Given task »
Seek out every line containing the word "this", and copy each.

Records supplied »
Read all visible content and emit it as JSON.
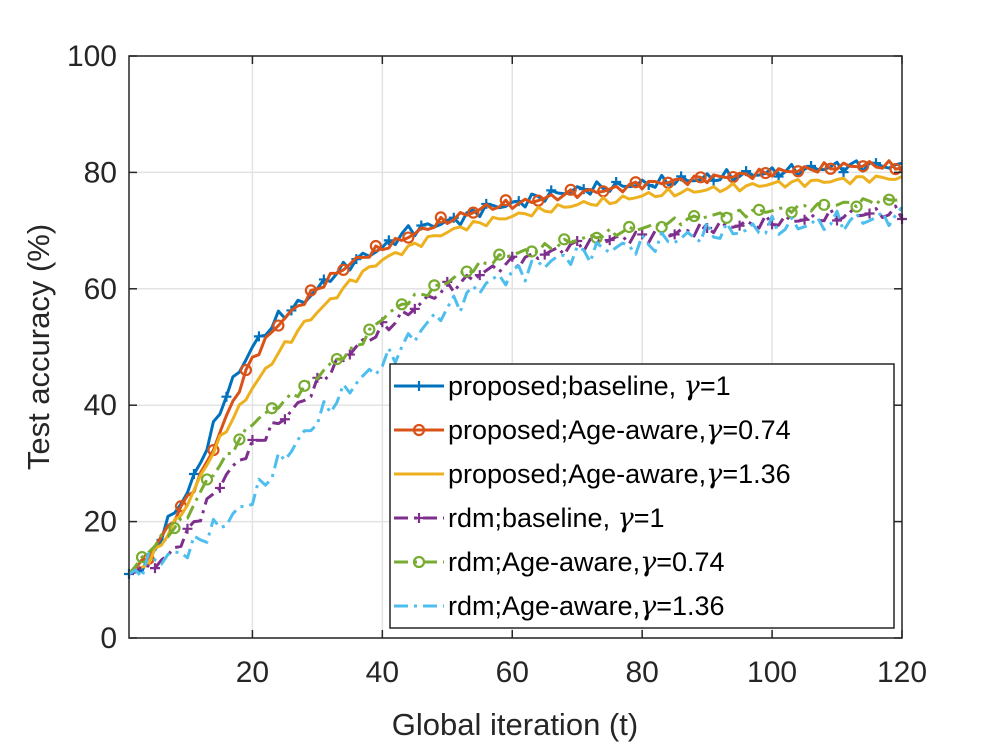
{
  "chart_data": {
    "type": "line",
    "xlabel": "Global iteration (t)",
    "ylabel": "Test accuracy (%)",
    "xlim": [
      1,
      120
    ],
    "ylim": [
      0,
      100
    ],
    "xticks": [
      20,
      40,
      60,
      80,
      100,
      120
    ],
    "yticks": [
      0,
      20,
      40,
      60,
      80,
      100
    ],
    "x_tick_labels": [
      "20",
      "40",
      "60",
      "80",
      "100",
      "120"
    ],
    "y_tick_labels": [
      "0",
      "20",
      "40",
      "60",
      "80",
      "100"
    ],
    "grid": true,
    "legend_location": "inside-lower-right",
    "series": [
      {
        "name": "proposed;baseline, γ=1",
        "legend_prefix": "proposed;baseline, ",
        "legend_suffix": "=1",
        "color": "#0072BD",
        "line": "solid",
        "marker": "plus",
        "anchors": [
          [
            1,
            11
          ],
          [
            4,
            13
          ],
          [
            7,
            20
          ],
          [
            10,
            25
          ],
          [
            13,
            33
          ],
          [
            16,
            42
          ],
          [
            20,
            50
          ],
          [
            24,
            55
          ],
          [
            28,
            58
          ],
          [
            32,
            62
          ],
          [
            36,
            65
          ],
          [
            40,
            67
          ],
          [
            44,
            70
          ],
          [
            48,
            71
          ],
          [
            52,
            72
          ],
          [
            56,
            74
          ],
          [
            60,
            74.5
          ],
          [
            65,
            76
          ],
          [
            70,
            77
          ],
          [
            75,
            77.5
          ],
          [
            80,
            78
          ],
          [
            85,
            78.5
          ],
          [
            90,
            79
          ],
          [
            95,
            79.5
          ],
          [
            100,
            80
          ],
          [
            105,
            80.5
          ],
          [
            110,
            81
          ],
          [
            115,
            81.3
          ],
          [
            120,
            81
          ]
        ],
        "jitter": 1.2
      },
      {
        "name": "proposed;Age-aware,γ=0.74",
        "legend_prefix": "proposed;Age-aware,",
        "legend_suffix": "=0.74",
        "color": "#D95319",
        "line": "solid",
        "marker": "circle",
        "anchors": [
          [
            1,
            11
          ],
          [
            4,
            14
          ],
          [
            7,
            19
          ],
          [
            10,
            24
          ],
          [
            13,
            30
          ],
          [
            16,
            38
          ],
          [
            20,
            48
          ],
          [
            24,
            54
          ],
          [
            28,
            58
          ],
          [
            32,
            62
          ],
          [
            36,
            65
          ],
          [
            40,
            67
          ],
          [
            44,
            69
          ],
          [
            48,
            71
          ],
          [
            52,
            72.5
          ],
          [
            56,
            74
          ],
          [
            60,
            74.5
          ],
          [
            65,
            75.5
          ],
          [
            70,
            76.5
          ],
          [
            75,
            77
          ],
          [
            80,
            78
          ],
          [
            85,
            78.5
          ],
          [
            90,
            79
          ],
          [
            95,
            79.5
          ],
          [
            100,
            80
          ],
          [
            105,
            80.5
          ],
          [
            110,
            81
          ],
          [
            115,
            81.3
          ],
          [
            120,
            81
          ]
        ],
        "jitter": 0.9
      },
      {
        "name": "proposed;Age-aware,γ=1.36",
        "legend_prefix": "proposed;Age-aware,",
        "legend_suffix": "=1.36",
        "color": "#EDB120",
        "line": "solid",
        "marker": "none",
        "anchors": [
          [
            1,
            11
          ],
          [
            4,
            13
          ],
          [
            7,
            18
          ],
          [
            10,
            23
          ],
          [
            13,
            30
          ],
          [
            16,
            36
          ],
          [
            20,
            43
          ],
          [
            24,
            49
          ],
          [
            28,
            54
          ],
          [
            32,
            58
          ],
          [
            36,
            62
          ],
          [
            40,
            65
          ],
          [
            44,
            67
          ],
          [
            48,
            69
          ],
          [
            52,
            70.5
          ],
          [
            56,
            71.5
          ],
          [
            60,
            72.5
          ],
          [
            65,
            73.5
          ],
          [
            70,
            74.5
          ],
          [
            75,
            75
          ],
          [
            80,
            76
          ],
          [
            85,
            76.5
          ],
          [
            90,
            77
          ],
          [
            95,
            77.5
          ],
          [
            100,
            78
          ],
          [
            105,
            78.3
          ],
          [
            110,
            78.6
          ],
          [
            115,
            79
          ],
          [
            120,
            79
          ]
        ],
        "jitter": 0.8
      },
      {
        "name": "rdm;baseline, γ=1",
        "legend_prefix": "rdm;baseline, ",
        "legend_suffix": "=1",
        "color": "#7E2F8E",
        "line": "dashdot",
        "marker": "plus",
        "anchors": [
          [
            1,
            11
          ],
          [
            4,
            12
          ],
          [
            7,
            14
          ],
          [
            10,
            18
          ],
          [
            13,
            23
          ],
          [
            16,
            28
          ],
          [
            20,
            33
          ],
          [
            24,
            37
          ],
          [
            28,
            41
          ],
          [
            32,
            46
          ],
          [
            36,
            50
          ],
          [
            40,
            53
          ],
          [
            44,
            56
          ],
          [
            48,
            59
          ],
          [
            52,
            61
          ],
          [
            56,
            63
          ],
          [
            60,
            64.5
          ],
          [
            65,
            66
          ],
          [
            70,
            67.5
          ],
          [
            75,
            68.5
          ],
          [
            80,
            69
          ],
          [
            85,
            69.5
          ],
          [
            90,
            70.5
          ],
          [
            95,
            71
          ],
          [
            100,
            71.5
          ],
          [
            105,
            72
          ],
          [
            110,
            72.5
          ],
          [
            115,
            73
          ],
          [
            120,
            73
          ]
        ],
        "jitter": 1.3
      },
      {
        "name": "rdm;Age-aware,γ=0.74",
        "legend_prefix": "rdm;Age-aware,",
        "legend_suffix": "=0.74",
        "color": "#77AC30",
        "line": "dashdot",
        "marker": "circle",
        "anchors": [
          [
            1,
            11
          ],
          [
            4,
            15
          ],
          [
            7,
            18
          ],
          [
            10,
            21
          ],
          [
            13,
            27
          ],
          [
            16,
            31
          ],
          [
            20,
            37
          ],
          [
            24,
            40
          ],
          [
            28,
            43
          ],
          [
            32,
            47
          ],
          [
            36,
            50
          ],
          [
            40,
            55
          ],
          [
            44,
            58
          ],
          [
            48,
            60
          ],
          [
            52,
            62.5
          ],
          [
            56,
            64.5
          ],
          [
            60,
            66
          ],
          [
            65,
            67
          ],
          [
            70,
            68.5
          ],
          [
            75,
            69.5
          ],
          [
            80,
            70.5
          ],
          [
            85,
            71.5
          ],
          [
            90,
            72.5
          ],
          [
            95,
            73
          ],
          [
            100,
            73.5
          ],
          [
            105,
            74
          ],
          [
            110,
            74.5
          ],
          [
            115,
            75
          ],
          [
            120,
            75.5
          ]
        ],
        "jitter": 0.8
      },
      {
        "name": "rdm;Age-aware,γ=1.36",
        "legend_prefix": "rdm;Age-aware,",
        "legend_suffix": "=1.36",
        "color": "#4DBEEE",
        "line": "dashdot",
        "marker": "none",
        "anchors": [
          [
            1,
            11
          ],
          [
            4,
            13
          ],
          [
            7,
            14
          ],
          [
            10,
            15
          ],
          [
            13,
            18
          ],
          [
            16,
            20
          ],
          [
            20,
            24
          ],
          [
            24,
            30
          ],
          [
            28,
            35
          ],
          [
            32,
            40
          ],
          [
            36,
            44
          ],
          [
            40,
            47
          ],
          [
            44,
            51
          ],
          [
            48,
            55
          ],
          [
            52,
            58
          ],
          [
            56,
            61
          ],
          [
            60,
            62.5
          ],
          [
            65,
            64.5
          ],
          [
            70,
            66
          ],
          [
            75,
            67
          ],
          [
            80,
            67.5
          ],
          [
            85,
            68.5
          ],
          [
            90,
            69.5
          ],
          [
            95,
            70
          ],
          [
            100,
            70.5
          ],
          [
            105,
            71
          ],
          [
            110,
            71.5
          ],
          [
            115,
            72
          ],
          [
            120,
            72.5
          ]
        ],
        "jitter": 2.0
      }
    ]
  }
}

---

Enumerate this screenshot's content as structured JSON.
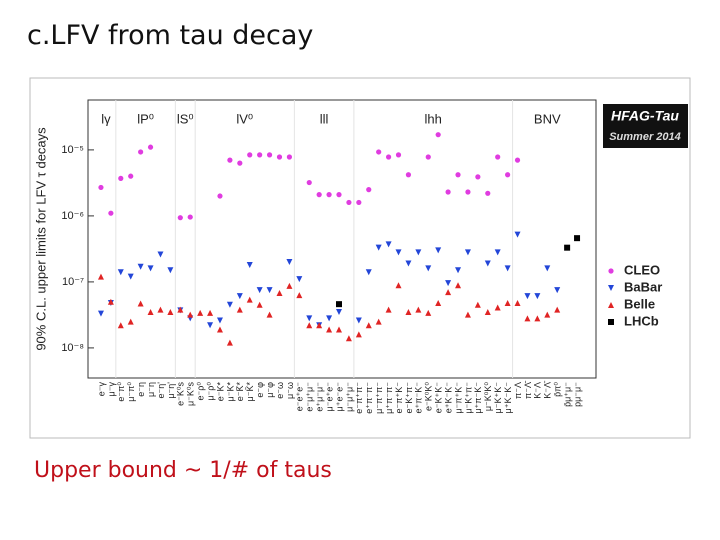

* * *

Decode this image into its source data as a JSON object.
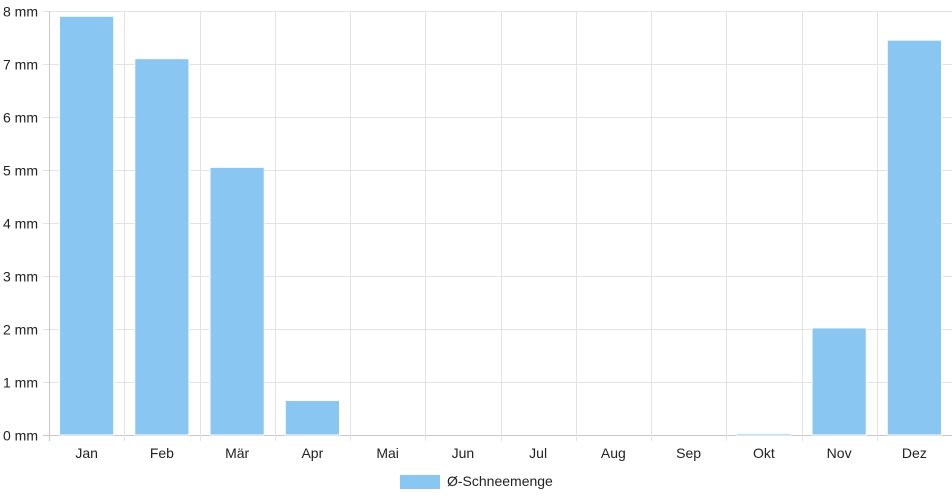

Answer to the problem »
Enumerate this screenshot's content as structured JSON.
Decode this image into its source data as a JSON object.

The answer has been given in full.